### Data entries

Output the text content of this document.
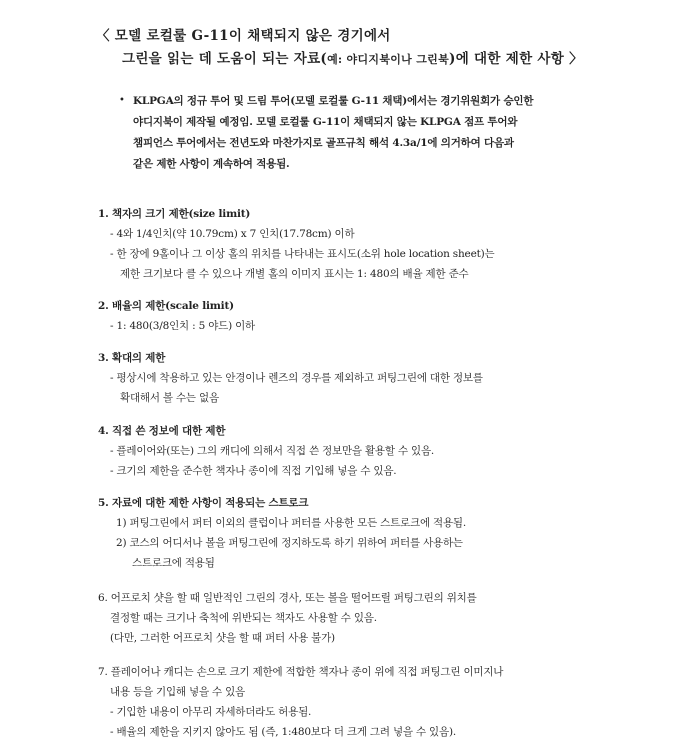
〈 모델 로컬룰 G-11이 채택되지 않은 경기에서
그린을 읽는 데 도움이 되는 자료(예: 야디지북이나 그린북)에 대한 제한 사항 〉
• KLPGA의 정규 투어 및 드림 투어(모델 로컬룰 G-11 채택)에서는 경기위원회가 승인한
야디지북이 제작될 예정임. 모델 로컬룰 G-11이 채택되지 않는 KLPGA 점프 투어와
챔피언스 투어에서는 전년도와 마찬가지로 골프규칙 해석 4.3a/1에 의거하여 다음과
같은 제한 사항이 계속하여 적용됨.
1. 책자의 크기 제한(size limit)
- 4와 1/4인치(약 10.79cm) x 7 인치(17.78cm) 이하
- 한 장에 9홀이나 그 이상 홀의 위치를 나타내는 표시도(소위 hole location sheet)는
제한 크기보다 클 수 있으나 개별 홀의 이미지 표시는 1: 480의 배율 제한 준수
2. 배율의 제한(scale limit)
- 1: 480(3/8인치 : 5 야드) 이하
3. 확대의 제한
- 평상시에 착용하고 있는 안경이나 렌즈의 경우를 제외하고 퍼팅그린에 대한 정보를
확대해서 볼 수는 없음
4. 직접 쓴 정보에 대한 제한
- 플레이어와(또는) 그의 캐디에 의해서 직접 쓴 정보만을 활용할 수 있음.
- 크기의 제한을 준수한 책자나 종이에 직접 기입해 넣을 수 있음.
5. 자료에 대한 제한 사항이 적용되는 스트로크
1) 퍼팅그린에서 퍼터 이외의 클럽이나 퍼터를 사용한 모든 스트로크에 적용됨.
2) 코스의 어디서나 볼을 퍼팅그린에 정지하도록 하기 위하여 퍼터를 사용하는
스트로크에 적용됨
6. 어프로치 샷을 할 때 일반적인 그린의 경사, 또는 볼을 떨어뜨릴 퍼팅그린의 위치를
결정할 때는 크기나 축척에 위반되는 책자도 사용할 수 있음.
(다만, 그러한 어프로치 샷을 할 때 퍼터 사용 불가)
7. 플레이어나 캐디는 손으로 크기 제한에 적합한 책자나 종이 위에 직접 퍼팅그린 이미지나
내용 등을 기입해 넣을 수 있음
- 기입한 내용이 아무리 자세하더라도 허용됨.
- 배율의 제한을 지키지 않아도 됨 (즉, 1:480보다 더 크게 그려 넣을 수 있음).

### INSTRUCTIONS FOR THE TASK
The records above are to be reproduced exactly; the pictures are to be left out.

### THE RESULT
Output the text content of this document.
〈 모델 로컬룰 G-11이 채택되지 않은 경기에서
그린을 읽는 데 도움이 되는 자료(예: 야디지북이나 그린북)에 대한 제한 사항 〉
• KLPGA의 정규 투어 및 드림 투어(모델 로컬룰 G-11 채택)에서는 경기위원회가 승인한
야디지북이 제작될 예정임. 모델 로컬룰 G-11이 채택되지 않는 KLPGA 점프 투어와
챔피언스 투어에서는 전년도와 마찬가지로 골프규칙 해석 4.3a/1에 의거하여 다음과
같은 제한 사항이 계속하여 적용됨.
1. 책자의 크기 제한(size limit)
- 4와 1/4인치(약 10.79cm) x 7 인치(17.78cm) 이하
- 한 장에 9홀이나 그 이상 홀의 위치를 나타내는 표시도(소위 hole location sheet)는
제한 크기보다 클 수 있으나 개별 홀의 이미지 표시는 1: 480의 배율 제한 준수
2. 배율의 제한(scale limit)
- 1: 480(3/8인치 : 5 야드) 이하
3. 확대의 제한
- 평상시에 착용하고 있는 안경이나 렌즈의 경우를 제외하고 퍼팅그린에 대한 정보를
확대해서 볼 수는 없음
4. 직접 쓴 정보에 대한 제한
- 플레이어와(또는) 그의 캐디에 의해서 직접 쓴 정보만을 활용할 수 있음.
- 크기의 제한을 준수한 책자나 종이에 직접 기입해 넣을 수 있음.
5. 자료에 대한 제한 사항이 적용되는 스트로크
1) 퍼팅그린에서 퍼터 이외의 클럽이나 퍼터를 사용한 모든 스트로크에 적용됨.
2) 코스의 어디서나 볼을 퍼팅그린에 정지하도록 하기 위하여 퍼터를 사용하는
스트로크에 적용됨
6. 어프로치 샷을 할 때 일반적인 그린의 경사, 또는 볼을 떨어뜨릴 퍼팅그린의 위치를
결정할 때는 크기나 축척에 위반되는 책자도 사용할 수 있음.
(다만, 그러한 어프로치 샷을 할 때 퍼터 사용 불가)
7. 플레이어나 캐디는 손으로 크기 제한에 적합한 책자나 종이 위에 직접 퍼팅그린 이미지나
내용 등을 기입해 넣을 수 있음
- 기입한 내용이 아무리 자세하더라도 허용됨.
- 배율의 제한을 지키지 않아도 됨 (즉, 1:480보다 더 크게 그려 넣을 수 있음).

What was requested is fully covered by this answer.